SHORT TASK –
In the records below, find each line with the word "JSON" and copy it.

__________________________________________________

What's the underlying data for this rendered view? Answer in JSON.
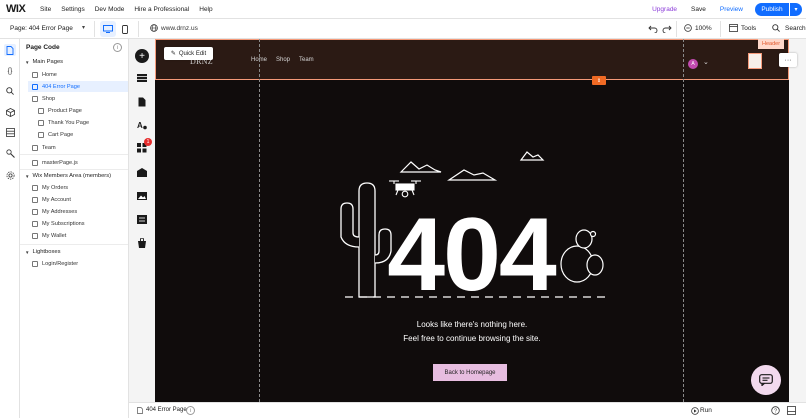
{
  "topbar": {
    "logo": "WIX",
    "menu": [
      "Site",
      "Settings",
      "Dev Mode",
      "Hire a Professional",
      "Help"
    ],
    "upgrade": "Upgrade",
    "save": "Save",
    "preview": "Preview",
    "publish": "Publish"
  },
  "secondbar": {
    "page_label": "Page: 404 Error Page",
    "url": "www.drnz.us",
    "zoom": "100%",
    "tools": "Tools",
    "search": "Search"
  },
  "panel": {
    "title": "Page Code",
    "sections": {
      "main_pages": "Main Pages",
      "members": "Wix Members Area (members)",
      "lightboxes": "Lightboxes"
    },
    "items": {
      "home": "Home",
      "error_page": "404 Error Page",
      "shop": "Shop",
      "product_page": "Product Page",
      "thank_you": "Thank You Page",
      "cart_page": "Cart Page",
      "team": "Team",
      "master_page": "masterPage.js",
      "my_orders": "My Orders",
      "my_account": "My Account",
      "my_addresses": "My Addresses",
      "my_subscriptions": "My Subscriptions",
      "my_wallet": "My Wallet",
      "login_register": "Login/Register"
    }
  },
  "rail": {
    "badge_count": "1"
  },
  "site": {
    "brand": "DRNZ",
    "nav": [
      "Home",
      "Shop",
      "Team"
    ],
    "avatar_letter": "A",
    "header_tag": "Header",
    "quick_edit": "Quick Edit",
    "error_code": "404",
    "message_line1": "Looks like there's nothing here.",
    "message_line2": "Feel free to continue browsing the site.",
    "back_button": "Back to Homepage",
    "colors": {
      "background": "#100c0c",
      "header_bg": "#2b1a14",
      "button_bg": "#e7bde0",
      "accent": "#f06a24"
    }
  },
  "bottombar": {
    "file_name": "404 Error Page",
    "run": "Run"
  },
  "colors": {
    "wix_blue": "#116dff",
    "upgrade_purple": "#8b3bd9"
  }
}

__________________________________________________

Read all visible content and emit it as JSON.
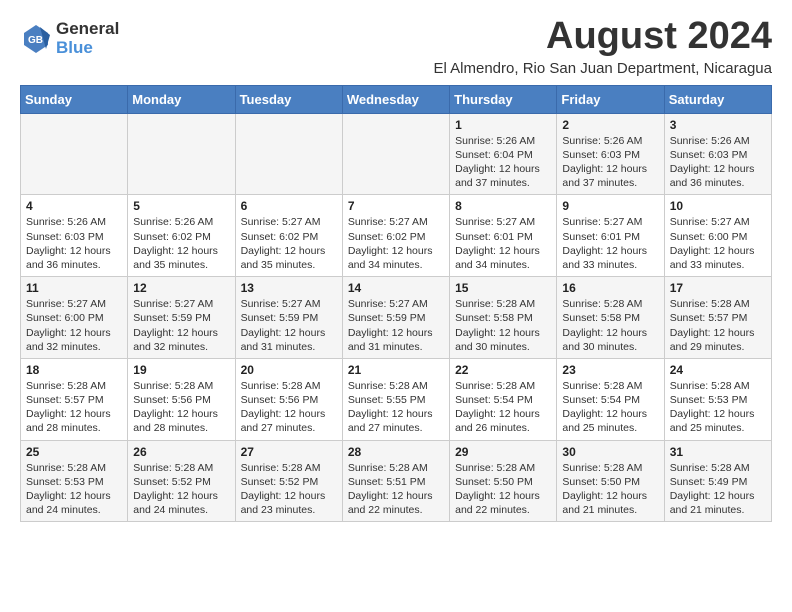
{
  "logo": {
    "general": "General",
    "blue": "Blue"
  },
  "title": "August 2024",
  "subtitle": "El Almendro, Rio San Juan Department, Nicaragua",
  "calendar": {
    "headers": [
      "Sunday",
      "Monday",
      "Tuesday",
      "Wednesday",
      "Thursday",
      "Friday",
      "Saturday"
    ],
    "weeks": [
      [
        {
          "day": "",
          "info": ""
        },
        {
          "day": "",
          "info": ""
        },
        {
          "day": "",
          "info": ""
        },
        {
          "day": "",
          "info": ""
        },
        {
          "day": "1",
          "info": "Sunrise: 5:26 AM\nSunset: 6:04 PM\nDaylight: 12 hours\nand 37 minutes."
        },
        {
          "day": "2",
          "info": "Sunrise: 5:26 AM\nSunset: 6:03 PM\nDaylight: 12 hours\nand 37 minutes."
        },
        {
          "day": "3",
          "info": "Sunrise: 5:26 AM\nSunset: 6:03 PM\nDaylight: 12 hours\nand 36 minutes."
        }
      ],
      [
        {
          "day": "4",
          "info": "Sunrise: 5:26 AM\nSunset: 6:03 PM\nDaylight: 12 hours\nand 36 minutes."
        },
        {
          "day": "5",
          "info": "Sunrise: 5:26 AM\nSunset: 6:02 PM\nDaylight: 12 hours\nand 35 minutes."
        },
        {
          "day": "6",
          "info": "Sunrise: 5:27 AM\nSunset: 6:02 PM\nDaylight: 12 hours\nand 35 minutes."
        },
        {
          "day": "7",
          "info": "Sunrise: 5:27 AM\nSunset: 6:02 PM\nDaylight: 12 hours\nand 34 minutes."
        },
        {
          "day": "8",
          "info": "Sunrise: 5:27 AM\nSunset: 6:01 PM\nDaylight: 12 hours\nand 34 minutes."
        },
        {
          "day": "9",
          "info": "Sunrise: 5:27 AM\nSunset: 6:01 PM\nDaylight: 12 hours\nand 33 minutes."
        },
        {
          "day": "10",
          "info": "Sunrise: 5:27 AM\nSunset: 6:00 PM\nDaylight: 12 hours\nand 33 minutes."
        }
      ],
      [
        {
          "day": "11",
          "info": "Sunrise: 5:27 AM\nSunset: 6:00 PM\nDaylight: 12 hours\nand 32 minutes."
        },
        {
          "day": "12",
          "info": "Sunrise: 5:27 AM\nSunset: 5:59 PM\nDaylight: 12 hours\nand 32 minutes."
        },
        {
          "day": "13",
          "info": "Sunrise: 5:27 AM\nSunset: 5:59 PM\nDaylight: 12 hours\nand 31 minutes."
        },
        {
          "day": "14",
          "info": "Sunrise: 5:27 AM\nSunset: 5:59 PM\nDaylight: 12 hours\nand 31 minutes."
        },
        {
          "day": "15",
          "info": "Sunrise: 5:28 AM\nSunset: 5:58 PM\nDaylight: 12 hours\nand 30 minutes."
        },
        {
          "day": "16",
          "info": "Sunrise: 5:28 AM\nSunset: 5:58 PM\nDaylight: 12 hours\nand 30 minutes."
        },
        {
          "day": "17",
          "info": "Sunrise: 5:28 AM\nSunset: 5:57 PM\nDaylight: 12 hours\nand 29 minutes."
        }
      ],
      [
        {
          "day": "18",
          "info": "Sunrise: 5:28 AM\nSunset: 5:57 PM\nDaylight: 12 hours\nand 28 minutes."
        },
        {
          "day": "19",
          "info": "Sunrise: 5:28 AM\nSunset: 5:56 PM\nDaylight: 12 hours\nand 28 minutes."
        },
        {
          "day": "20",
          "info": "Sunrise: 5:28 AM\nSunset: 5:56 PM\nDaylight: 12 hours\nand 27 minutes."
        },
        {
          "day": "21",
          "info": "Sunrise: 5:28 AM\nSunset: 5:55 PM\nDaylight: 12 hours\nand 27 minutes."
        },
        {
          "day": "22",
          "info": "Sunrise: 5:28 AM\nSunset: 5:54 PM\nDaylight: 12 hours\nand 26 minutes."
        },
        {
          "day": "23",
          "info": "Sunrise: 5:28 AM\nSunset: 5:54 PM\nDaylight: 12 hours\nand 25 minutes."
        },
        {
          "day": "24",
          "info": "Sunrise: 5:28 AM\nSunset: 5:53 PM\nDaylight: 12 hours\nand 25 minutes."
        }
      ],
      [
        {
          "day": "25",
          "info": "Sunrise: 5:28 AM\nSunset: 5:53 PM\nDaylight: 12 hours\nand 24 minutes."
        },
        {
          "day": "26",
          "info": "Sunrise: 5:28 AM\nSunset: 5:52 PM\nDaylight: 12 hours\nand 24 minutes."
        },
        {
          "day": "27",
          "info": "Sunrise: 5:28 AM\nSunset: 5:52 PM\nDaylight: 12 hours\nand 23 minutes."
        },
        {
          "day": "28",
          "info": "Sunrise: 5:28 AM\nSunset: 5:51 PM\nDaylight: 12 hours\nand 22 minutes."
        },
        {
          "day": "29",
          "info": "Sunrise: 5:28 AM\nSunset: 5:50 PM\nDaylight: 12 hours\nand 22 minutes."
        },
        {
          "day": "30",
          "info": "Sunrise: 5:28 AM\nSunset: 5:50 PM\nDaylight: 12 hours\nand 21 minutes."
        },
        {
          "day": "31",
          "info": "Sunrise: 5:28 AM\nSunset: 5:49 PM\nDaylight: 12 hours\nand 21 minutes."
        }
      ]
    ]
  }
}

__________________________________________________

FINISHED EXERCISE –
What's the underlying data for this rendered view? Answer in JSON.
Read all visible content and emit it as JSON.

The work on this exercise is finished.